▸ **Task directions**
Search the data for the string "JSON" and extract every line where it appears.

▸ **The records**
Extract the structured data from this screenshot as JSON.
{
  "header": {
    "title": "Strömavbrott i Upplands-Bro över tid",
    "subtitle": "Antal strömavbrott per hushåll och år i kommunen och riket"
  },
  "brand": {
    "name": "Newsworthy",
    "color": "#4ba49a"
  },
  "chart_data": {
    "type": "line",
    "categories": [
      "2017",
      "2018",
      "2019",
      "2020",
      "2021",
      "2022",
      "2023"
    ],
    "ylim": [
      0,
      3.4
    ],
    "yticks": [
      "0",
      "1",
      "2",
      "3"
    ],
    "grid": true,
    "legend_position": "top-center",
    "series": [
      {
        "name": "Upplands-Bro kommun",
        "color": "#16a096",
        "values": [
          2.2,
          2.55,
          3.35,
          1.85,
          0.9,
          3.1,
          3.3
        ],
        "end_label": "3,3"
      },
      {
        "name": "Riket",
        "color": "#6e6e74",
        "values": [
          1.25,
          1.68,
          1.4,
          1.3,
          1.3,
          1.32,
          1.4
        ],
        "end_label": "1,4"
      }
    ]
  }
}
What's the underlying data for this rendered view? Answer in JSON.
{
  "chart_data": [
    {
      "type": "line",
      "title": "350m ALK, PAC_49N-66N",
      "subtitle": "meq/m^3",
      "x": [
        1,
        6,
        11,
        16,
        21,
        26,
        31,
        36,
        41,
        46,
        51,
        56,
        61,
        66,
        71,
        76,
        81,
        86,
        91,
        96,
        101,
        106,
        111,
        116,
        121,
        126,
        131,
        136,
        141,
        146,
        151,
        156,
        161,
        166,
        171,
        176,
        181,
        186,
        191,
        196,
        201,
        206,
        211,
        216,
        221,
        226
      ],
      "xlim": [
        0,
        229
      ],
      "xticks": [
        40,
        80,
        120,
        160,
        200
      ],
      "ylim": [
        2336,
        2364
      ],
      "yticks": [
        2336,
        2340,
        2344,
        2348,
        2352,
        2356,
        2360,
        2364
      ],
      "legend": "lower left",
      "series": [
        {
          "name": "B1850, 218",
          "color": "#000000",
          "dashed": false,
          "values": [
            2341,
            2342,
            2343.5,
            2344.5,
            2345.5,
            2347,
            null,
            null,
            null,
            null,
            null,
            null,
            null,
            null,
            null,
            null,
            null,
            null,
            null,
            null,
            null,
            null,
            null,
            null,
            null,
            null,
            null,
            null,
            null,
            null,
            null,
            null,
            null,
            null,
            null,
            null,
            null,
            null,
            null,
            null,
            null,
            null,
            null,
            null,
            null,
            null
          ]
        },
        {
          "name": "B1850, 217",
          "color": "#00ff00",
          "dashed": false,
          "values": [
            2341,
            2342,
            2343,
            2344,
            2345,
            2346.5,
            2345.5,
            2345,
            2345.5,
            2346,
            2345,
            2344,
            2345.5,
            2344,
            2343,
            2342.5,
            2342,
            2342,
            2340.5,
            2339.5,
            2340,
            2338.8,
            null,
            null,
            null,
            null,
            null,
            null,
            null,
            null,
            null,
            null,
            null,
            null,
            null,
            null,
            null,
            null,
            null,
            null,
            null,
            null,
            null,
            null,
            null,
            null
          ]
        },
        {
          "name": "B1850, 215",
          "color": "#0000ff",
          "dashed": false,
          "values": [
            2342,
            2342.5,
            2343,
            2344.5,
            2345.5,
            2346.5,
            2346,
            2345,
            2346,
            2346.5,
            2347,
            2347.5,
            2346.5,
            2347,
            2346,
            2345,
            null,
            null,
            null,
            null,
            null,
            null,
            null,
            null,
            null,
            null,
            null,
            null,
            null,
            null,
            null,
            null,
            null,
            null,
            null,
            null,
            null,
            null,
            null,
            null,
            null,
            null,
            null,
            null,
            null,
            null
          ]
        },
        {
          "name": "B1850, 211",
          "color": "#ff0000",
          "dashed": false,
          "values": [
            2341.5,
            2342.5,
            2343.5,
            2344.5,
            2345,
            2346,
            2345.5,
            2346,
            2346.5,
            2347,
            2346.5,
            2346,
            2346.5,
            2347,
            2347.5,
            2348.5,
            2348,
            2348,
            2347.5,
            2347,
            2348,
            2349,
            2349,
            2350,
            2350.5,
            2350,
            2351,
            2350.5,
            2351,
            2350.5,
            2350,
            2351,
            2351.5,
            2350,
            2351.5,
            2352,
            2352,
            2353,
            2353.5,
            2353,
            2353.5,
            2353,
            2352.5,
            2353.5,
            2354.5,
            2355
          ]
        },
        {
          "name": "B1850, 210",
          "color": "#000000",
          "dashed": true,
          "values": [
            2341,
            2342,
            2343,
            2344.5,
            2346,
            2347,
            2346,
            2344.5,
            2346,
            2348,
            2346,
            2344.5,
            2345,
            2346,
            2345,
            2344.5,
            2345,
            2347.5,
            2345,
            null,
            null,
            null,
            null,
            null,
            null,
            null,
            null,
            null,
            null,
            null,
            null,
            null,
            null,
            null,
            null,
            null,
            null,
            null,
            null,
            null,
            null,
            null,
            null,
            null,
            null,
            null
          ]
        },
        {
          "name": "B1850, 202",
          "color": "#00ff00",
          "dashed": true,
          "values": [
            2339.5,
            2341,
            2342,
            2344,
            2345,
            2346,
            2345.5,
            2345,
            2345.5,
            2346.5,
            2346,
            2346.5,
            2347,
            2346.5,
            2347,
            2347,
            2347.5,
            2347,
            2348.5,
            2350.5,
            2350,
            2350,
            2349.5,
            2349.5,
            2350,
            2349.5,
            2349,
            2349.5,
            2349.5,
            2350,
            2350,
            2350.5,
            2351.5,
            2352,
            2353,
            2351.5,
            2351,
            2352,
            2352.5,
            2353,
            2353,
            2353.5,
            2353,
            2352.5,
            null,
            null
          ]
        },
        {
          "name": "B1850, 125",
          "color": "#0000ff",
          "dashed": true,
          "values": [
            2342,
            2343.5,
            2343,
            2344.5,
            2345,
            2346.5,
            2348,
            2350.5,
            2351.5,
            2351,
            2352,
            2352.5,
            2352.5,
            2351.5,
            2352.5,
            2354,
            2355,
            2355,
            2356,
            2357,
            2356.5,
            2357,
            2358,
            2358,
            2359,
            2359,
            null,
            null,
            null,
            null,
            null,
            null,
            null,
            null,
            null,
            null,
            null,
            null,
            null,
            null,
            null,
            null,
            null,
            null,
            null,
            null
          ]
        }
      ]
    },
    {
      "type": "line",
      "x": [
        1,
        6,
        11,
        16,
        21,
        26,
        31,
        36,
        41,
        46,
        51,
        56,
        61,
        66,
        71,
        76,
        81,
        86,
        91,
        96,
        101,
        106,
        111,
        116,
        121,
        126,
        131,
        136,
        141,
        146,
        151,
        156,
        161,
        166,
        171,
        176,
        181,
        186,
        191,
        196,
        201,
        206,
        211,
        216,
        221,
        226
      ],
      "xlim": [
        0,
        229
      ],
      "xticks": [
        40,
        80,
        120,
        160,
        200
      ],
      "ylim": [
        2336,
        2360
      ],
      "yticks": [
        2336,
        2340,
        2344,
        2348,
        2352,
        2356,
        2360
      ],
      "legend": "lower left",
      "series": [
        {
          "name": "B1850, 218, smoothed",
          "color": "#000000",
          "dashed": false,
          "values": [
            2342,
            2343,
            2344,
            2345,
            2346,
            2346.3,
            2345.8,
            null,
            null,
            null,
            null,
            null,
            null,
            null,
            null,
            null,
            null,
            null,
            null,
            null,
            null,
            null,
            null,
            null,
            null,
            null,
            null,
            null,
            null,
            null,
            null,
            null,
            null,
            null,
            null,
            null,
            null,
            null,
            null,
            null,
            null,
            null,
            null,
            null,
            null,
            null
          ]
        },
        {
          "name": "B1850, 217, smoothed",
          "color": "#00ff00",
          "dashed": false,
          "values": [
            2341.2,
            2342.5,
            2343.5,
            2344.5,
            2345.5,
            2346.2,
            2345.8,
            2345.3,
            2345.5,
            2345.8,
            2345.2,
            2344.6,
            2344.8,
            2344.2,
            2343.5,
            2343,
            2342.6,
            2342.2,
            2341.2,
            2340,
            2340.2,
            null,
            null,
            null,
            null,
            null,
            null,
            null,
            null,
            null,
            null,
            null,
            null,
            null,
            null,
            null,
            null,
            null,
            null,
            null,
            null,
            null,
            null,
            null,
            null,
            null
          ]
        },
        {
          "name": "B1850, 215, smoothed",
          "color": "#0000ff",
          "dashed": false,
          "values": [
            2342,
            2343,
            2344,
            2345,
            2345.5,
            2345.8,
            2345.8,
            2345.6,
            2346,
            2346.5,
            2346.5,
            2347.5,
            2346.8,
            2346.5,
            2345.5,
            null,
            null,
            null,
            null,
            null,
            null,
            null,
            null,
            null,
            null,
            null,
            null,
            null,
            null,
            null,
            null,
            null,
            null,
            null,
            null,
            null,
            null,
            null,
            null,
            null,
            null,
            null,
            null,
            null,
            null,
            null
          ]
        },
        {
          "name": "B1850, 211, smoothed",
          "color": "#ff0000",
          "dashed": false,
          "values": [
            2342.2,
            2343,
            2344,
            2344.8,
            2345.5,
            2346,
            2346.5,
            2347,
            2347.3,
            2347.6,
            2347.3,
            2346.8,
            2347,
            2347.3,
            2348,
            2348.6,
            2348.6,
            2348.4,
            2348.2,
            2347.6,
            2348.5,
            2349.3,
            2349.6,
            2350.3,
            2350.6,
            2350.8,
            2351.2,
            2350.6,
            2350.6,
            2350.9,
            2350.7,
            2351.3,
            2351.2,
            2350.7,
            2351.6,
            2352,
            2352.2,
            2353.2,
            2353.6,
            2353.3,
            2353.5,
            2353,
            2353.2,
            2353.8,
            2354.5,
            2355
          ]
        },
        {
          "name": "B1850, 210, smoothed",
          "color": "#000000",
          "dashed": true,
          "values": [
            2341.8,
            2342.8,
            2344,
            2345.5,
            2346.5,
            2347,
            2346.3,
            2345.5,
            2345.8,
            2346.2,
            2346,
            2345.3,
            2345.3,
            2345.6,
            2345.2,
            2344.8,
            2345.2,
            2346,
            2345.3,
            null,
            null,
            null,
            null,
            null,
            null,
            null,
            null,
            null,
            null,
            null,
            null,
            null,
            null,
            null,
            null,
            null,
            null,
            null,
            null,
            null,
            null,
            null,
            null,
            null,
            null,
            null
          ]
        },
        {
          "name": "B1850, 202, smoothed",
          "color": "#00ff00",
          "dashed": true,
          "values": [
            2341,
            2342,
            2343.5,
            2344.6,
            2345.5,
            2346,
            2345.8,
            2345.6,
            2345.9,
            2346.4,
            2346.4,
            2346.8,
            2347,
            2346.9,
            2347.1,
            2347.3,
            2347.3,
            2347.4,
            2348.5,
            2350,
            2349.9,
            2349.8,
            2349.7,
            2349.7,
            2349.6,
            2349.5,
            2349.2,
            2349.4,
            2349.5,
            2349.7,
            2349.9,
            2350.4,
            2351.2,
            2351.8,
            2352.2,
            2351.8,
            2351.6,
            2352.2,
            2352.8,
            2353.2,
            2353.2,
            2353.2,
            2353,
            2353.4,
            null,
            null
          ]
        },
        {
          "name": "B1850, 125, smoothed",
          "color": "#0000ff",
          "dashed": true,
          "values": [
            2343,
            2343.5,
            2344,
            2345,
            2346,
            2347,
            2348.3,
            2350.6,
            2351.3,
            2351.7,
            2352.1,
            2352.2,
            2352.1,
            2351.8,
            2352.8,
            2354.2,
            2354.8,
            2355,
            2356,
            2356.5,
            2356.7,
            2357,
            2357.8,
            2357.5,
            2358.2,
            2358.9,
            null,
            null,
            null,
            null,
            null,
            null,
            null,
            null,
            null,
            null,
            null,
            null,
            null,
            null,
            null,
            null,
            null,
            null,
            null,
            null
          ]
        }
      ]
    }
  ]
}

▸ **Written response**
Extract the structured data from this screenshot as JSON.
What's the underlying data for this rendered view? Answer in JSON.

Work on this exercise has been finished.